**Tasks to complete**.
1. Translate this sentence from the Eastleigh Athletic F.C. history into French: "The company owned their own sports ground at Dutton Lane in the town, which over the years was developed with an oval cycling track and grandstand for spectators."
2. Write the next part of the Eastleigh Athletic F.C. history, beginning after its final sentence.

**Reading text**.
╭──
Eastleigh Athletic F.C.
- Eastleigh Athletic in 1911
- Full name: Eastleigh Athletic Football Club
- Nickname: Railwaymen
- Founded: 1891
- Dissolved: 1966
- Ground: Dutton Lane, Eastleigh
| Home colours | Away colours |

= Eastleigh Athletic F.C. =

Eastleigh Athletic F.C. were a long-running amateur football club, based in Eastleigh, Hampshire.

==History==

The Eastleigh Railway Depot was opened by the London & South Western Railway Company in 1891 and shortly afterwards workers formed a football team, initially known as Eastleigh LSWR.

The company owned their own sports ground at Dutton Lane in the town, which over the years was developed with an oval cycling track and grandstand for spectators.

In 1896 the club adopted their best known identity of Eastleigh Athletic and were one of the eight founder members of the Hampshire League, playing in the first ever match - losing 4-5 against Freemantle. Despite this, they finished the inaugural season in 4th place.
╰──
**Data excerpts**.
╭──
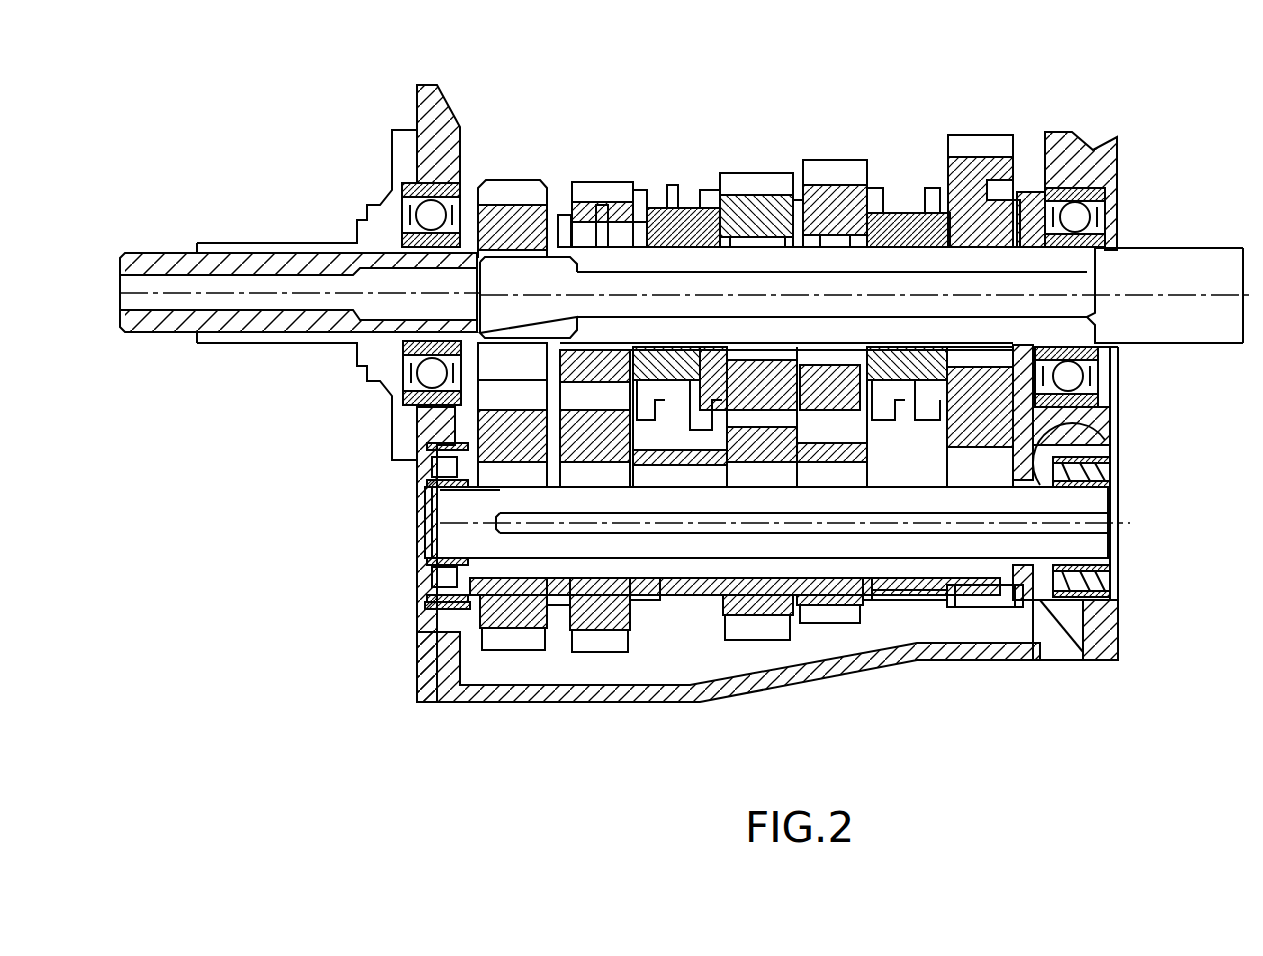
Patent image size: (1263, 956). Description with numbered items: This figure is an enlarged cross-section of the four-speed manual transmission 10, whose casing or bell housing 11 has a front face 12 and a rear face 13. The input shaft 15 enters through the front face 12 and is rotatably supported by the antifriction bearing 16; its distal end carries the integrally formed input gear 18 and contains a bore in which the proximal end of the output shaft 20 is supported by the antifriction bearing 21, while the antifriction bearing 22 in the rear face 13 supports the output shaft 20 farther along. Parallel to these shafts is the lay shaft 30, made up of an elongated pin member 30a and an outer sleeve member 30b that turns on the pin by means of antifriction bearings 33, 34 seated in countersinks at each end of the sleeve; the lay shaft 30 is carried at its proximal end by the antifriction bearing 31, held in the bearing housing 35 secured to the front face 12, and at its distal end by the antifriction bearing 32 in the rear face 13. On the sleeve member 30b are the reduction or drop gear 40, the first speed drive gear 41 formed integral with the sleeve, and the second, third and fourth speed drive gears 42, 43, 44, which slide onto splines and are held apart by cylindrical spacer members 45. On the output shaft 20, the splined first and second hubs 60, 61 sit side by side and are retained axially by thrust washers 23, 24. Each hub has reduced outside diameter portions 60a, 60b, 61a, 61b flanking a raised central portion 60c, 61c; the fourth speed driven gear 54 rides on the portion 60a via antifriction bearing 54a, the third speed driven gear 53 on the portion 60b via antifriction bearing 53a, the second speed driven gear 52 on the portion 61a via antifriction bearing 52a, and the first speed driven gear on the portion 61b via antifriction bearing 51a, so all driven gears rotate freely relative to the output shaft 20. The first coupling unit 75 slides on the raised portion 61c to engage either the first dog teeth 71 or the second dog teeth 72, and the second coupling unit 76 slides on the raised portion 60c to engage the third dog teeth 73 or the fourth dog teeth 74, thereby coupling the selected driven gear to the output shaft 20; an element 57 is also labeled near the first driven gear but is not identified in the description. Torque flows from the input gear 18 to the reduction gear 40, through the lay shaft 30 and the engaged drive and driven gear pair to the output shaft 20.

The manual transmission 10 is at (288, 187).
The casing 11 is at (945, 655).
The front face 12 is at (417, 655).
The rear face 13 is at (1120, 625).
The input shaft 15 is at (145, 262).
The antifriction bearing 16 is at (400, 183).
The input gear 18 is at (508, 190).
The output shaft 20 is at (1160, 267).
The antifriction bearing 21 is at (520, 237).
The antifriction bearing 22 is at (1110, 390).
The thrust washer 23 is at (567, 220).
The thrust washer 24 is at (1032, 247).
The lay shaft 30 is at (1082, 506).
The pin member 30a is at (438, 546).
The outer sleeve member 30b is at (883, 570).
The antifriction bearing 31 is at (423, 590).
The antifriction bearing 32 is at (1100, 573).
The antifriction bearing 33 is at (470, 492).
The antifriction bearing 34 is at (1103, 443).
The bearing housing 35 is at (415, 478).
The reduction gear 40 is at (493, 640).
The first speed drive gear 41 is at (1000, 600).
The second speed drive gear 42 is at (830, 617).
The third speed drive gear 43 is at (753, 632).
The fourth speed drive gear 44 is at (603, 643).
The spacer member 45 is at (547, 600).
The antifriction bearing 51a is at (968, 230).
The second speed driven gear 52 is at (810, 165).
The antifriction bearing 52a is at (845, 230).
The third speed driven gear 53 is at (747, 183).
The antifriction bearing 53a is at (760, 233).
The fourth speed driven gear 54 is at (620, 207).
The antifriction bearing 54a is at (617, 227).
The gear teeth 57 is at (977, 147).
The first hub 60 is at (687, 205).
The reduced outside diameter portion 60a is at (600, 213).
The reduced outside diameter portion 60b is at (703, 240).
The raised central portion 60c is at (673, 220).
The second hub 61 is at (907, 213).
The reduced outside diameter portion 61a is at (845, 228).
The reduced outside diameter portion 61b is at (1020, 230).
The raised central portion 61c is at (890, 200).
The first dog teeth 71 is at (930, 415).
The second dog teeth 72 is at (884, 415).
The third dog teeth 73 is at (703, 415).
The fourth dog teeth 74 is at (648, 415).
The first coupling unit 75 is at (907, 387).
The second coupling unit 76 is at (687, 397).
╰──
**Expected responses**.
1. La compagnie possédait, à Dutton Lane dans la ville, son propre terrain de sport, qui fut doté au fil des années d'une piste cycliste ovale et d'une tribune pour les spectateurs.

2.
The 1897–98 campaign was a memorable one as they were league champions and Hampshire Senior Cup winners, after a 2–1 victory against the 2nd Gordon Highlanders (Aldershot). The final was played at the County Ground, Southampton in front of a large crowd. They also participated in the Western League (Professional Section). Also playing in this eight-team Division were Swindon Town, Reading, Bristol City and Eastville (now Bristol Rovers) - Eastleigh finished in 7th place.

The following season (1898-99) they then joined the Southern League Division 2 (South West Section), finishing 5th out of six clubs, but on the scrapping of this short-lived division the main focus switched back to the more realistic Hampshire League.

In 1903 the league was divided into regional sections with Eastleigh placed in the South Division where they consolidated, however, they still maintained a strong cup pedigree. Eastleigh Athletic were regular entrants in the national competitions and in 1902–03 enjoyed their best run in the FA Cup when they reached the 4th Qualifying Round, losing 1–3 away to Dorset side Whiteheads.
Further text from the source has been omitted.